◆ PROBLEM DETAILS:
Copy each of the entries below faithfully, setting aside any pictures.

◆ SUPPLIED DATA:
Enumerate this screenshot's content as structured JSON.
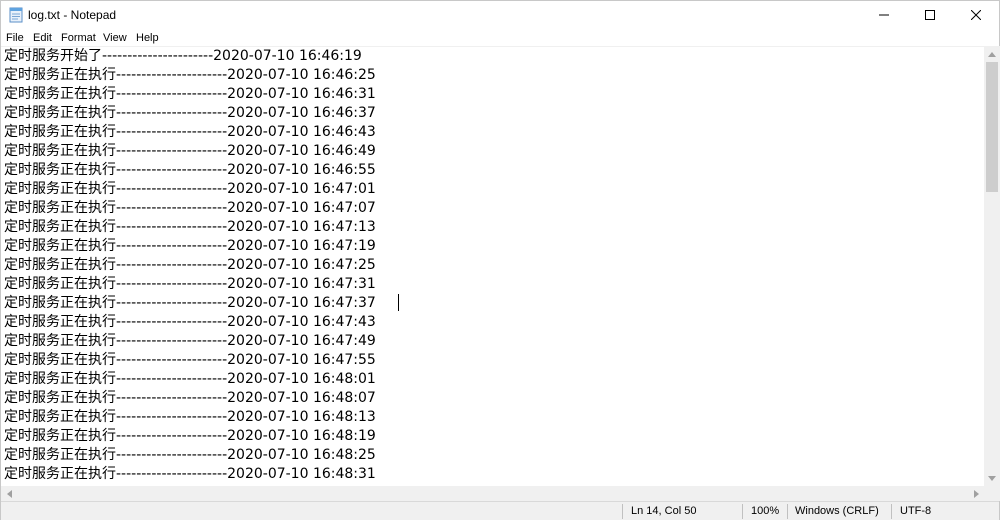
{
  "window": {
    "title": "log.txt - Notepad"
  },
  "menu": {
    "items": [
      "File",
      "Edit",
      "Format",
      "View",
      "Help"
    ]
  },
  "editor": {
    "lines": [
      "定时服务开始了----------------------2020-07-10 16:46:19",
      "定时服务正在执行----------------------2020-07-10 16:46:25",
      "定时服务正在执行----------------------2020-07-10 16:46:31",
      "定时服务正在执行----------------------2020-07-10 16:46:37",
      "定时服务正在执行----------------------2020-07-10 16:46:43",
      "定时服务正在执行----------------------2020-07-10 16:46:49",
      "定时服务正在执行----------------------2020-07-10 16:46:55",
      "定时服务正在执行----------------------2020-07-10 16:47:01",
      "定时服务正在执行----------------------2020-07-10 16:47:07",
      "定时服务正在执行----------------------2020-07-10 16:47:13",
      "定时服务正在执行----------------------2020-07-10 16:47:19",
      "定时服务正在执行----------------------2020-07-10 16:47:25",
      "定时服务正在执行----------------------2020-07-10 16:47:31",
      "定时服务正在执行----------------------2020-07-10 16:47:37",
      "定时服务正在执行----------------------2020-07-10 16:47:43",
      "定时服务正在执行----------------------2020-07-10 16:47:49",
      "定时服务正在执行----------------------2020-07-10 16:47:55",
      "定时服务正在执行----------------------2020-07-10 16:48:01",
      "定时服务正在执行----------------------2020-07-10 16:48:07",
      "定时服务正在执行----------------------2020-07-10 16:48:13",
      "定时服务正在执行----------------------2020-07-10 16:48:19",
      "定时服务正在执行----------------------2020-07-10 16:48:25",
      "定时服务正在执行----------------------2020-07-10 16:48:31"
    ]
  },
  "status": {
    "position": "Ln 14, Col 50",
    "zoom": "100%",
    "line_ending": "Windows (CRLF)",
    "encoding": "UTF-8"
  },
  "icons": {
    "app": "notepad-icon",
    "minimize": "minimize-icon",
    "maximize": "maximize-icon",
    "close": "close-icon"
  }
}
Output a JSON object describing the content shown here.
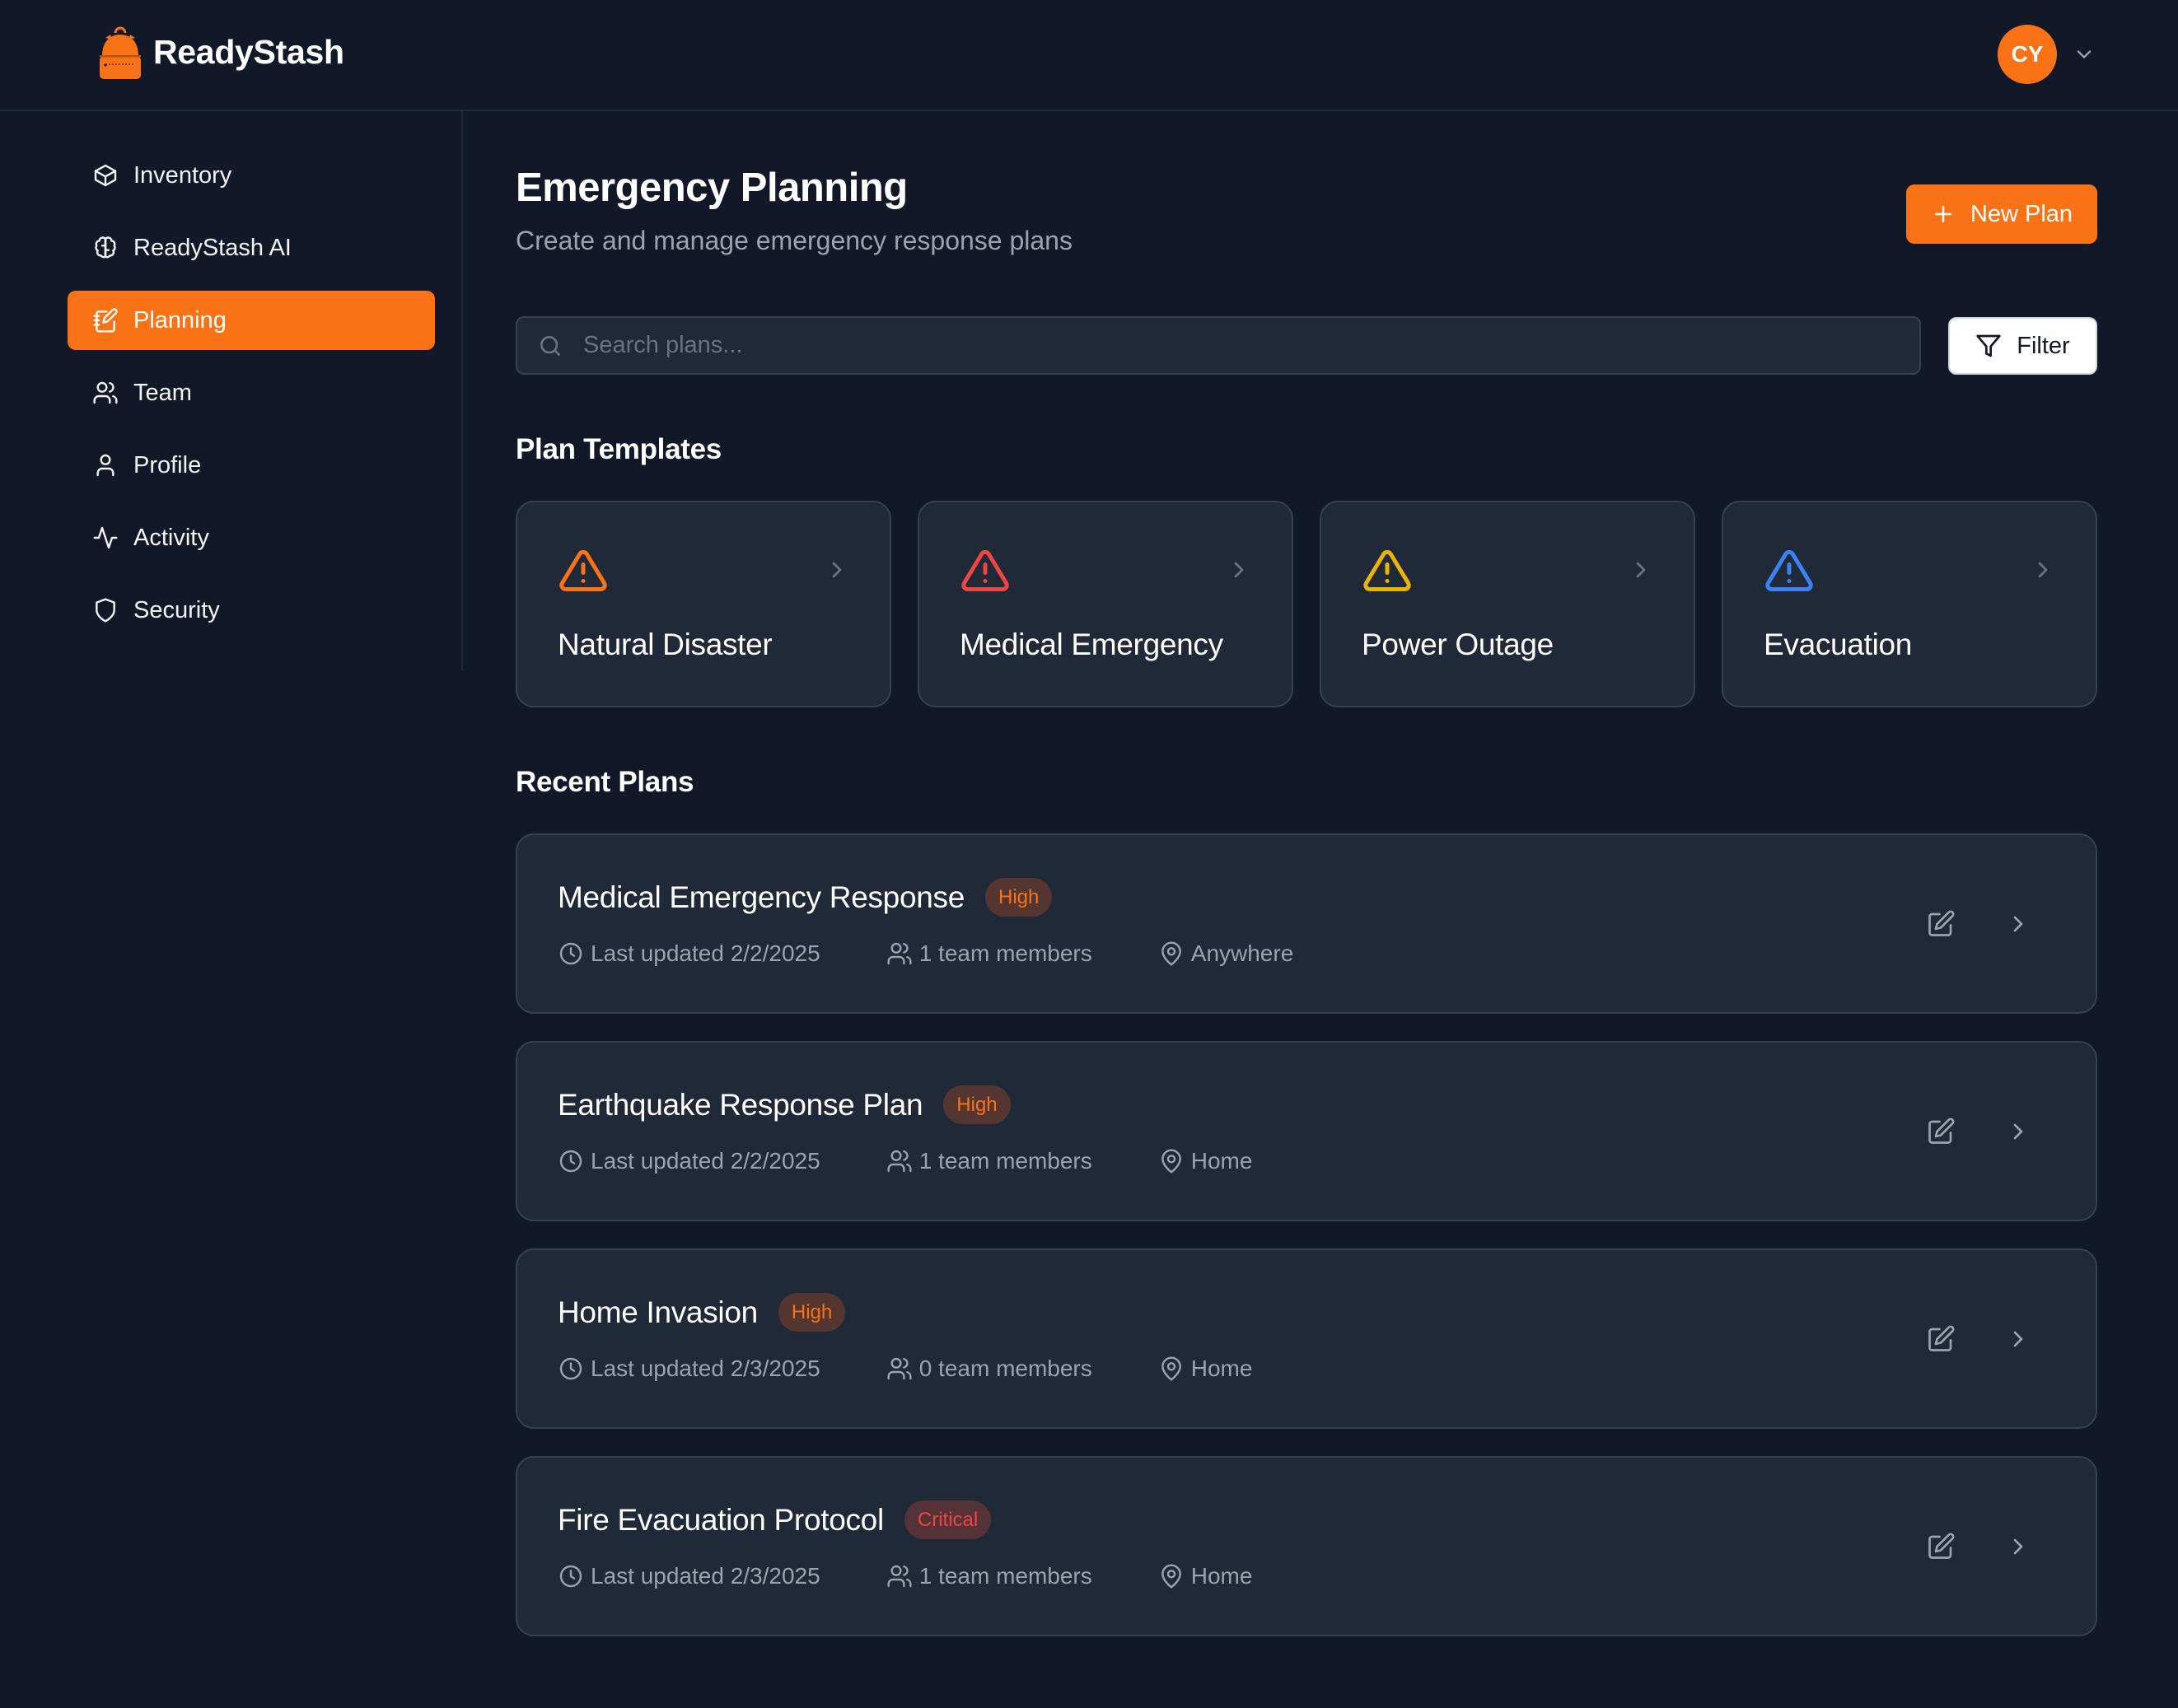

◆ RIGHT ANSWER:
Enumerate this screenshot's content as structured JSON.
{
  "window": {
    "title": "log.txt - Notepad"
  },
  "menu": {
    "items": [
      "File",
      "Edit",
      "Format",
      "View",
      "Help"
    ]
  },
  "editor": {
    "lines": [
      "定时服务开始了----------------------2020-07-10 16:46:19",
      "定时服务正在执行----------------------2020-07-10 16:46:25",
      "定时服务正在执行----------------------2020-07-10 16:46:31",
      "定时服务正在执行----------------------2020-07-10 16:46:37",
      "定时服务正在执行----------------------2020-07-10 16:46:43",
      "定时服务正在执行----------------------2020-07-10 16:46:49",
      "定时服务正在执行----------------------2020-07-10 16:46:55",
      "定时服务正在执行----------------------2020-07-10 16:47:01",
      "定时服务正在执行----------------------2020-07-10 16:47:07",
      "定时服务正在执行----------------------2020-07-10 16:47:13",
      "定时服务正在执行----------------------2020-07-10 16:47:19",
      "定时服务正在执行----------------------2020-07-10 16:47:25",
      "定时服务正在执行----------------------2020-07-10 16:47:31",
      "定时服务正在执行----------------------2020-07-10 16:47:37",
      "定时服务正在执行----------------------2020-07-10 16:47:43",
      "定时服务正在执行----------------------2020-07-10 16:47:49",
      "定时服务正在执行----------------------2020-07-10 16:47:55",
      "定时服务正在执行----------------------2020-07-10 16:48:01",
      "定时服务正在执行----------------------2020-07-10 16:48:07",
      "定时服务正在执行----------------------2020-07-10 16:48:13",
      "定时服务正在执行----------------------2020-07-10 16:48:19",
      "定时服务正在执行----------------------2020-07-10 16:48:25",
      "定时服务正在执行----------------------2020-07-10 16:48:31"
    ]
  },
  "status": {
    "position": "Ln 14, Col 50",
    "zoom": "100%",
    "line_ending": "Windows (CRLF)",
    "encoding": "UTF-8"
  },
  "icons": {
    "app": "notepad-icon",
    "minimize": "minimize-icon",
    "maximize": "maximize-icon",
    "close": "close-icon"
  }
}
Output a JSON object describing the content shown here.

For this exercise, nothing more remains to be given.